§ **GIVEN TASK**:
Your task is to gather the lines below that hold the string "Checkout".

[Items from a data source]
• • • • • • •

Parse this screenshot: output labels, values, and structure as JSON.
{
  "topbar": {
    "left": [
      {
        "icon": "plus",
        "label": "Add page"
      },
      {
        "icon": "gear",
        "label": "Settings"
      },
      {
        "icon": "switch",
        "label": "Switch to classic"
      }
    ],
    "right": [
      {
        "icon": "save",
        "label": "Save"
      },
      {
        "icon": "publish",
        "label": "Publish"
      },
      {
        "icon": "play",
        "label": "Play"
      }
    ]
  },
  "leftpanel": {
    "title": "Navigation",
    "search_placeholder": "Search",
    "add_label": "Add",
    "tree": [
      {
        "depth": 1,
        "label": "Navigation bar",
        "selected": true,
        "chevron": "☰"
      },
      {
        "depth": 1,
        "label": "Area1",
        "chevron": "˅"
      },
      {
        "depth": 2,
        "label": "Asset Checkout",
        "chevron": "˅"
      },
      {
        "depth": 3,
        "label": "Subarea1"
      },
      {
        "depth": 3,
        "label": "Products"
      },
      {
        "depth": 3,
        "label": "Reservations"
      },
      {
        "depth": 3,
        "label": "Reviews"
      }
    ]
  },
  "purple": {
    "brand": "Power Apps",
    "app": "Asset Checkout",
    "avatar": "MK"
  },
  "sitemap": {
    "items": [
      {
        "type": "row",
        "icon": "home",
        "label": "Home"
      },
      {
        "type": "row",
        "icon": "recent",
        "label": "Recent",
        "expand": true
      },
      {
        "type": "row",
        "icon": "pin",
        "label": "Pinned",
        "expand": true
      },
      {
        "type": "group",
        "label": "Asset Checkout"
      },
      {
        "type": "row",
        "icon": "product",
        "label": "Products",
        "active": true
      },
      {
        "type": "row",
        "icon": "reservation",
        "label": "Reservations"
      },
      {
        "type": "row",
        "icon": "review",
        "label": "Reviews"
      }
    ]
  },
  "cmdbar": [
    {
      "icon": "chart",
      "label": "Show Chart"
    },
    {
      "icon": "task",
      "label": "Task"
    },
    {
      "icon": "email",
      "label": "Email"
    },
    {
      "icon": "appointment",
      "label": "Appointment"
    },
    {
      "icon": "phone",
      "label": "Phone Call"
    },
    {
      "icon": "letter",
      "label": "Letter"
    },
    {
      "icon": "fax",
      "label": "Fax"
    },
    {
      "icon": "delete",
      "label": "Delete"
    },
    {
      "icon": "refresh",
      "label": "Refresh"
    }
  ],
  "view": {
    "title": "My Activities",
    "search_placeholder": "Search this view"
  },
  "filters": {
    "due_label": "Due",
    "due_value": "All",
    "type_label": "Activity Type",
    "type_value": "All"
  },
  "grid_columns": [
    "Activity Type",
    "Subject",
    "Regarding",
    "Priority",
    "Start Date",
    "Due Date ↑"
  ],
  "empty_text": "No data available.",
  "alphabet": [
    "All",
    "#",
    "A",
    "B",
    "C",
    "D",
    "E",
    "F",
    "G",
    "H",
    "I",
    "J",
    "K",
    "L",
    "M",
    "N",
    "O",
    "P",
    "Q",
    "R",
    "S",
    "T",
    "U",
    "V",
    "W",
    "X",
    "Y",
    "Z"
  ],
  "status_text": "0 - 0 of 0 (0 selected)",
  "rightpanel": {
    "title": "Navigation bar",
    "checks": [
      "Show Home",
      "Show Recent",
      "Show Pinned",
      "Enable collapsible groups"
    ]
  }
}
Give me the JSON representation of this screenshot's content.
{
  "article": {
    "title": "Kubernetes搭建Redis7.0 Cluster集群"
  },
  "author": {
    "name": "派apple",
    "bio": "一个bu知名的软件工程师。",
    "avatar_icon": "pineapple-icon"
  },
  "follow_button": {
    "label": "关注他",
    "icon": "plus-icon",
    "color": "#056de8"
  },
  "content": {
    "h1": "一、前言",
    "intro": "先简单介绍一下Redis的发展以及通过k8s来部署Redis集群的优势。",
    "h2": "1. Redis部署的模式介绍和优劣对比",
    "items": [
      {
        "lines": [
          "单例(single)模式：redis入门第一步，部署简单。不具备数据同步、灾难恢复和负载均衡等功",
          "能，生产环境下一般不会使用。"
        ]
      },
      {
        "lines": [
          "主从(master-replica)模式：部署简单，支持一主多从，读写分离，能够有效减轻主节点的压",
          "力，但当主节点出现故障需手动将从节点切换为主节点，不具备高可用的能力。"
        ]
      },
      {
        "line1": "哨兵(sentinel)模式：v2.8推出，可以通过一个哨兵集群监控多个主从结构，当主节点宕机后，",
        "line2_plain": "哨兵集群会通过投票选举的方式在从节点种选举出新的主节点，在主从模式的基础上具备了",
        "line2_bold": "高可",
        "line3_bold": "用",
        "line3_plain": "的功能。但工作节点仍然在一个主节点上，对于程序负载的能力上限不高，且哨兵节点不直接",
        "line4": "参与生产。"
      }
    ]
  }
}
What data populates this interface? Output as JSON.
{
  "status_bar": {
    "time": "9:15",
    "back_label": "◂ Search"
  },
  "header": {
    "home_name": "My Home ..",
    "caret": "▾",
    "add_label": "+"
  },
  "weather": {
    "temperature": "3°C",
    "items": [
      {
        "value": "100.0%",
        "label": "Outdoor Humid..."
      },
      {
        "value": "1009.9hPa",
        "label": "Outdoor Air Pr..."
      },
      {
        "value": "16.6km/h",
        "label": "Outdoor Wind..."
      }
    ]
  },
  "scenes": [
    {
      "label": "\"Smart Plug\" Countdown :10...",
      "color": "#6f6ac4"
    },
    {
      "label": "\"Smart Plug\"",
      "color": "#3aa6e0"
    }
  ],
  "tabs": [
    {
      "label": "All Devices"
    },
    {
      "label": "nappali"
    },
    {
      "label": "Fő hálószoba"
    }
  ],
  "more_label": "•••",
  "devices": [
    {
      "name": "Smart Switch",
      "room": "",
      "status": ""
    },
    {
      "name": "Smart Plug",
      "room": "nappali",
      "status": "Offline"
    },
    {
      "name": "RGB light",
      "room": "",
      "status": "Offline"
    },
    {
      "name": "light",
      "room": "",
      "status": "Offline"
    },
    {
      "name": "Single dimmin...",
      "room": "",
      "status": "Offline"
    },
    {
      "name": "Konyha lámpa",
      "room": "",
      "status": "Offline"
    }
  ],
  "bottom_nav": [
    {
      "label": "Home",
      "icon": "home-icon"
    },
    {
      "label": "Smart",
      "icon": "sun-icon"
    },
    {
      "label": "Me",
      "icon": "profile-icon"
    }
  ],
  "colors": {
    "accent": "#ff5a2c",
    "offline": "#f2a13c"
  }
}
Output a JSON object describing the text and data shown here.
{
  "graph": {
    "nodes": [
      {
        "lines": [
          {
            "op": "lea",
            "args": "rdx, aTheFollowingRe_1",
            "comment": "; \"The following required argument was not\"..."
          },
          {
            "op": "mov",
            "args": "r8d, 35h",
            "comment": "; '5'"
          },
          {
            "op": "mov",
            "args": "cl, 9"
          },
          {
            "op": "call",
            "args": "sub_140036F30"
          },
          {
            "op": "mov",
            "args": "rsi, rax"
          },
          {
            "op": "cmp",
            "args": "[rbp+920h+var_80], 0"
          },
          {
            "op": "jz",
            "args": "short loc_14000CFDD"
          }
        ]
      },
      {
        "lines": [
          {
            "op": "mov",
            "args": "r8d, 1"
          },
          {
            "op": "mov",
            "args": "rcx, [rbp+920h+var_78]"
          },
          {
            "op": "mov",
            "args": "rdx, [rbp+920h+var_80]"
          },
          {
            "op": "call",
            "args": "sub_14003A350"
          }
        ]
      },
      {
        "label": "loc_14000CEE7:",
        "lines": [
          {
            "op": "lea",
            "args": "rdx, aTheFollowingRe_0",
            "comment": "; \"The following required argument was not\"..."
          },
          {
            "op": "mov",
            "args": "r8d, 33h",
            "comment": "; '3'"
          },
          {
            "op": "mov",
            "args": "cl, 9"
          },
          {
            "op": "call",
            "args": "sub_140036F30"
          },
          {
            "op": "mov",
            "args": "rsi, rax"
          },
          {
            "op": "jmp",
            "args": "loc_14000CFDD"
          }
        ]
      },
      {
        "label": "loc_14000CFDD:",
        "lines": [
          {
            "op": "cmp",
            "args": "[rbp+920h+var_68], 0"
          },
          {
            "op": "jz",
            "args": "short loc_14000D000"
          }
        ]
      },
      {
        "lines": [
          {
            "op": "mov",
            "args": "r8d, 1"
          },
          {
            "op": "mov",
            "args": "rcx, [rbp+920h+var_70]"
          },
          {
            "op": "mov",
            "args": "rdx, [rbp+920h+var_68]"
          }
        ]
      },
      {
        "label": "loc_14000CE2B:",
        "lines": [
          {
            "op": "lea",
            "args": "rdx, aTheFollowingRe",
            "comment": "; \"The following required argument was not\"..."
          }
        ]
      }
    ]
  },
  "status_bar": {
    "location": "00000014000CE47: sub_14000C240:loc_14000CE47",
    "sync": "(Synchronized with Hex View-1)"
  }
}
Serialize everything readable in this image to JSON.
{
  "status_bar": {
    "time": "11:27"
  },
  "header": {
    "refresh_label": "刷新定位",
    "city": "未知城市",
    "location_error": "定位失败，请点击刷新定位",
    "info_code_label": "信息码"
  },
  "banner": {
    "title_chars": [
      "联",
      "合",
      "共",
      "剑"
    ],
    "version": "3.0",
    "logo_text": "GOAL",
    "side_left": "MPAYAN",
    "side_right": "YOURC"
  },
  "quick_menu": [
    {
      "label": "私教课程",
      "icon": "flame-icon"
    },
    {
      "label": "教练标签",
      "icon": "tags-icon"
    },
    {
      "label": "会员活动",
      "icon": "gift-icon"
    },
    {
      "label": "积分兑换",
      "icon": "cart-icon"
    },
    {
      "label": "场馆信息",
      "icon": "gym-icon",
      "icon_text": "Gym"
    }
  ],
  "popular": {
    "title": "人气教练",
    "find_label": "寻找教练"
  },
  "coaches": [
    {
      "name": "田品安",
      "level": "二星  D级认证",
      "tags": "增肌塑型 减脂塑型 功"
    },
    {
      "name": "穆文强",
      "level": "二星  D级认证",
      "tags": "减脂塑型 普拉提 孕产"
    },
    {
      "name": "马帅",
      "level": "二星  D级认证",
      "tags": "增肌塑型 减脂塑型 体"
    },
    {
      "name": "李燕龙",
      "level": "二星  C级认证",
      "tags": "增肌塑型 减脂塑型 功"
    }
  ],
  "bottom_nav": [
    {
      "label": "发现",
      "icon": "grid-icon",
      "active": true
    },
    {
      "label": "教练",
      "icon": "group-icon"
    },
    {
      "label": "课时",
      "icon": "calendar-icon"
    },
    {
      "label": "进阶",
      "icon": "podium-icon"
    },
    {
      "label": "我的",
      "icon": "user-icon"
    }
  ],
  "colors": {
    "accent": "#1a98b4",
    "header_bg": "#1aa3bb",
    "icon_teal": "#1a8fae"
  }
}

• • • • • • •

§ **TASK SOLUTION**:
        "label": "Asset Checkout",
    "app": "Asset Checkout",
        "label": "Asset Checkout"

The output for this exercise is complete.